Exercise description
Pick up the article on Rio Rancho's leaking water pipes where it stops and write the next part.

* START Passage to read *

City's Pipes Springing Leaks

By Rosalie Rayburn
Copyright © 2009 Albuquerque Journal
Journal Staff Writer

          It's been a wet summer in Rio Rancho, but the moisture problem has nothing to do with the monsoon.
        July this year was memorable for the record number of city water lines that sprung leaks: 110 service lines that carry water from the street to individual meters and 11 main lines.
        "That's more than we have ever had in a one-month period," said Larry Webb, the city's utilities division manager.
        Every leak meant one of New Mexico's most precious resources was lost, homes had to go without water for many hours, sometimes days and streets had to be dug up and repaved.
        Webb said the problem is likely to get worse as polyethylene pipes installed between 1985 and 1995 continue to deteriorate. Replacing them would cost millions of dollars. An estimate for a three-year "blitz" plan to replace problem service pipes was $30 million.
        That figure doesn't include the cost of replacing the main pipes in problem areas. Whatever the final total, the city doesn't have the money for a quick fix.
        Faced with evidence that the problem is increasing, City Manager James Jimenez told city councilors recently that the city needs to make a policy decision soon.
        He has asked city staff to analyze the problem and suggest a range of possible solutions for councilors to consider this fall.
        One way the city could raise the money would be to introduce a special fee for water utility customers, Jimenez said.
        He believes it would not be prudent to ask voters to approve bonds because it would mean an increase in property taxes. (The $25 million bond issue voters approved in March for road projects did not raise property taxes because they replaced other bonds the city was retiring.)

* END Passage to read *
* START Data provided *

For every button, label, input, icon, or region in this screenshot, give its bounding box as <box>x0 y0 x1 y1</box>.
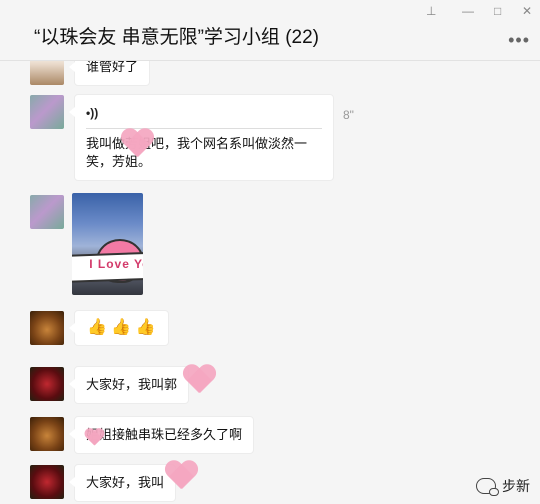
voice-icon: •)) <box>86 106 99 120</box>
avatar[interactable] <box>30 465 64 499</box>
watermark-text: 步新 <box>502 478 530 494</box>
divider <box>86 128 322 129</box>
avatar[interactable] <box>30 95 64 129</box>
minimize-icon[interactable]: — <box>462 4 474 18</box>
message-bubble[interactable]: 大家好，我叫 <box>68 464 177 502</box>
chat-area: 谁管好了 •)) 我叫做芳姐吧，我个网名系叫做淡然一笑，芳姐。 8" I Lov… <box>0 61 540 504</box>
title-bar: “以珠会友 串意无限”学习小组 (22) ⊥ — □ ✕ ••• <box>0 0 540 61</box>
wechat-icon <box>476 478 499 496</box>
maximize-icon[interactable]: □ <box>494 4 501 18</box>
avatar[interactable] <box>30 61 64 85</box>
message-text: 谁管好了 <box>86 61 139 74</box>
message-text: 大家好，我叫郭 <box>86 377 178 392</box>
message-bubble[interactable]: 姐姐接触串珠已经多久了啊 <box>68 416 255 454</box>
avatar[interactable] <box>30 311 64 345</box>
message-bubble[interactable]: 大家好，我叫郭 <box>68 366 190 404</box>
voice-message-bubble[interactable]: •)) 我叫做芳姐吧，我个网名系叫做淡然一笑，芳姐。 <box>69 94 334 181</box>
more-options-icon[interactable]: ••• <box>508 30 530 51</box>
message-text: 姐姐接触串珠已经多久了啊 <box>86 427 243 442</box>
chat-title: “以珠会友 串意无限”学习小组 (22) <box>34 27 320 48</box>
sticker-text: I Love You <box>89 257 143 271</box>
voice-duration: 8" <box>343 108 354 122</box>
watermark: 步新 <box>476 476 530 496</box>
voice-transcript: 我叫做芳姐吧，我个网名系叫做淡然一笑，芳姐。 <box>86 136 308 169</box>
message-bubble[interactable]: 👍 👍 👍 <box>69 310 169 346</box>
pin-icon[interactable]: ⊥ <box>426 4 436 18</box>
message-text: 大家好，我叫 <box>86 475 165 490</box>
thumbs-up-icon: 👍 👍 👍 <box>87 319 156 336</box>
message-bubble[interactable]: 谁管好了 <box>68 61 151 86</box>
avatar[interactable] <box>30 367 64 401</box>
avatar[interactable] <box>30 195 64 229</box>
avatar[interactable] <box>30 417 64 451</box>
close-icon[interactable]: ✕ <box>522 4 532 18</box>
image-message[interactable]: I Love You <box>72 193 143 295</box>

* END Data provided *
* START Data provided *

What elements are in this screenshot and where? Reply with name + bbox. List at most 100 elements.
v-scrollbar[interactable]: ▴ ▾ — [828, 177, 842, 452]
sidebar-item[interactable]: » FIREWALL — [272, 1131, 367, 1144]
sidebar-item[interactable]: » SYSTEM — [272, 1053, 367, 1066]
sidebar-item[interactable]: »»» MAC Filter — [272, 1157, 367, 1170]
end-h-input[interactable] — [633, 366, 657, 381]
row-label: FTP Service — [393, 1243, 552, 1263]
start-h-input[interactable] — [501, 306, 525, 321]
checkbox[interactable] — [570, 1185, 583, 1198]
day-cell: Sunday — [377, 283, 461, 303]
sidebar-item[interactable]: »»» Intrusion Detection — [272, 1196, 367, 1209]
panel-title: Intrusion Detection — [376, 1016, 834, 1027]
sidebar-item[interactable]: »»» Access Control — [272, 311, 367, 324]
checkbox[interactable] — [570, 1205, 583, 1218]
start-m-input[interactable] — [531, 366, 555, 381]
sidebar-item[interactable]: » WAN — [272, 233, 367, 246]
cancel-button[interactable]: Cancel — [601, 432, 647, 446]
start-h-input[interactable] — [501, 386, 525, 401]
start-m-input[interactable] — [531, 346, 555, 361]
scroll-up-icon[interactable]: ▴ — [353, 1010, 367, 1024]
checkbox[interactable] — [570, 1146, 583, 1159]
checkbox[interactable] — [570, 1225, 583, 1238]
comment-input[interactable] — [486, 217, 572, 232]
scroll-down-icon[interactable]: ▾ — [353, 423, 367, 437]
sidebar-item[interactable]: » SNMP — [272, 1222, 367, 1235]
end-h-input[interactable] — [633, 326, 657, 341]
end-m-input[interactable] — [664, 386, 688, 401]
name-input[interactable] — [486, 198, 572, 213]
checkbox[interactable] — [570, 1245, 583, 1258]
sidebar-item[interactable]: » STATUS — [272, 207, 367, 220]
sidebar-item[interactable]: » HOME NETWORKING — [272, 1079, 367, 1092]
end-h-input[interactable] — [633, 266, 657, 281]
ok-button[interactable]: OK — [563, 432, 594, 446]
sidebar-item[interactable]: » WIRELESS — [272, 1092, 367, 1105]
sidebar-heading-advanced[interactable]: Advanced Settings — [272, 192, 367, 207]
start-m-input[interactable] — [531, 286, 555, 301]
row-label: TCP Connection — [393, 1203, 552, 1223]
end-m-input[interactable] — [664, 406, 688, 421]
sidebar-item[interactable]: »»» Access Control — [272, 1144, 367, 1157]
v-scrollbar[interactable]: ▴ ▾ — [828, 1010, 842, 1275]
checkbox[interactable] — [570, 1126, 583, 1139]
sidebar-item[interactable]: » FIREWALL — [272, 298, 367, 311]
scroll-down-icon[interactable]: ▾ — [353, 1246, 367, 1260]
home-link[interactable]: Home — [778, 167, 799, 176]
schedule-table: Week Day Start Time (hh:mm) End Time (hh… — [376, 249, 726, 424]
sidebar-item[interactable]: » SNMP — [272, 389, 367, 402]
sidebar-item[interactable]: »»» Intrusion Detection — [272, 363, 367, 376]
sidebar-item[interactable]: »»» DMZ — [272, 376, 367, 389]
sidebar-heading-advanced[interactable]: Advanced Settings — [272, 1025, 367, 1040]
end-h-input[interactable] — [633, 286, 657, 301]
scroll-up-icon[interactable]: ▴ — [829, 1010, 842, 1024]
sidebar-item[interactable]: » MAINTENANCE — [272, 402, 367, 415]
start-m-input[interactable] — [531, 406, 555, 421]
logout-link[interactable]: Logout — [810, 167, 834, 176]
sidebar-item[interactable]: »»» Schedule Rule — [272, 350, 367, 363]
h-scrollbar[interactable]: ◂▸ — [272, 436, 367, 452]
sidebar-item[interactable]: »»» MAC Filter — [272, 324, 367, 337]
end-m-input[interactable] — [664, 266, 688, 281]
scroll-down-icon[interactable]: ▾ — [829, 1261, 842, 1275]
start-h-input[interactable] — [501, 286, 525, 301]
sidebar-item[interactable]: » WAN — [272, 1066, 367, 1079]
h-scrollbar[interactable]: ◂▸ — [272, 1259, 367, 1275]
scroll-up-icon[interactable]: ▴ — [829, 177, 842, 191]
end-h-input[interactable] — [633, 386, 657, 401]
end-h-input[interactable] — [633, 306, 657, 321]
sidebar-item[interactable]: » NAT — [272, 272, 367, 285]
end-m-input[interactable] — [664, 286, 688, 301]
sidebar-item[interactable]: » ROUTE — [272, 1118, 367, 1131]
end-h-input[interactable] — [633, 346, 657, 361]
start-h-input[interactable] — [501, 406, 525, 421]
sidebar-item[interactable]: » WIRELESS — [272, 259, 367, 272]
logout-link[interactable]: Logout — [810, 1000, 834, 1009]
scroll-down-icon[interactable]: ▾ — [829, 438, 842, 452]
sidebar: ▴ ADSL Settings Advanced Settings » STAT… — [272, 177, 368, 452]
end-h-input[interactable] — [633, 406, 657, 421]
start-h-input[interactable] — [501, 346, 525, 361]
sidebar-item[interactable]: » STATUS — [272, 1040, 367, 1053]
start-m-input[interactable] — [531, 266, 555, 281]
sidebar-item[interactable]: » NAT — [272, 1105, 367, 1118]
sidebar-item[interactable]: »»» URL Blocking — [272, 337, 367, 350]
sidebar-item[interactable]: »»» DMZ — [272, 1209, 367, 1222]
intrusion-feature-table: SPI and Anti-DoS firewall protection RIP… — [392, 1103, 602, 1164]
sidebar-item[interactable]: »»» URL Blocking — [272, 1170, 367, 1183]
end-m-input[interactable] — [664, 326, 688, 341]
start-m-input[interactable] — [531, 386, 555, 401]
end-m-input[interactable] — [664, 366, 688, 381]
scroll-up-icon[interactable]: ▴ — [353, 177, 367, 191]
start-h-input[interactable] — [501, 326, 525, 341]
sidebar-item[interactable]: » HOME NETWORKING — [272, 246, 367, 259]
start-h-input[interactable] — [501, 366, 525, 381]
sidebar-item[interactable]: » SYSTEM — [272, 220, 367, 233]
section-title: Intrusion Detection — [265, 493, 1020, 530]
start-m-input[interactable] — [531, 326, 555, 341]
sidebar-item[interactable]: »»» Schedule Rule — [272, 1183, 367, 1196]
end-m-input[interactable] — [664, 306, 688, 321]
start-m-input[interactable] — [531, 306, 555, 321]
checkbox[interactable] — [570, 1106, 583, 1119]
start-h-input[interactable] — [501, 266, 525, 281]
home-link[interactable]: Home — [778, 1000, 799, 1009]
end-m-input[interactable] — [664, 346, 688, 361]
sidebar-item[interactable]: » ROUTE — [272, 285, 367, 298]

* END Data provided *

Answer to the problem
        At present, money for water line repairs and pipe replacement comes from the rates that water and sewer customers pay. The amount spent on repairing leaks has increased as the city's water pipe network continues to age. In the fiscal year that ended June 30, 2008, the city spent $391,000, and the following year the amount rose to $565,000, Jimenez said.
        Then there's the amount of water lost and the inconvenience to city residents. Webb estimated at least 3 million gallons spilled into the ground annually in Rio Rancho because of pipe leaks.
        Councilor Michael Williams said he's had about two dozen calls this year from constituents who have had water line leaks in their street. "Their biggest concern is how long it takes to get repaired. It usually takes about 48 hours before a city crew can respond," Williams said.
        The areas affected include parts of the Vista Hills, Cedar Hills and Corrales Heights. Older parts of town typically have service lines made of copper, which has held up better, Webb said.
        Rio Rancho is not the only city to experience costly problems because of polyethylene pipes. Around 1992, the city of Albuquerque had to spend roughly $30 million out of water rate revenues to replace polyethylene service pipes installed in the late 1970s and 1980s. Areas affected included Taylor Ranch on the West Side and Cherry Hills near San Antonio and Wyoming, said Roy Robinson chief operating officer for the Albuquerque Bernalillo County Water Utility Authority.
        When polyethylene was introduced, Robinson said, it was lighter, cheaper and more flexible material than copper and industry experts thought it would last longer.
        But over time, polyethylene became brittle and leaked. Robinson said constant pressure variation, chlorine used to purify water and soil conditions could all put stress on the pipes.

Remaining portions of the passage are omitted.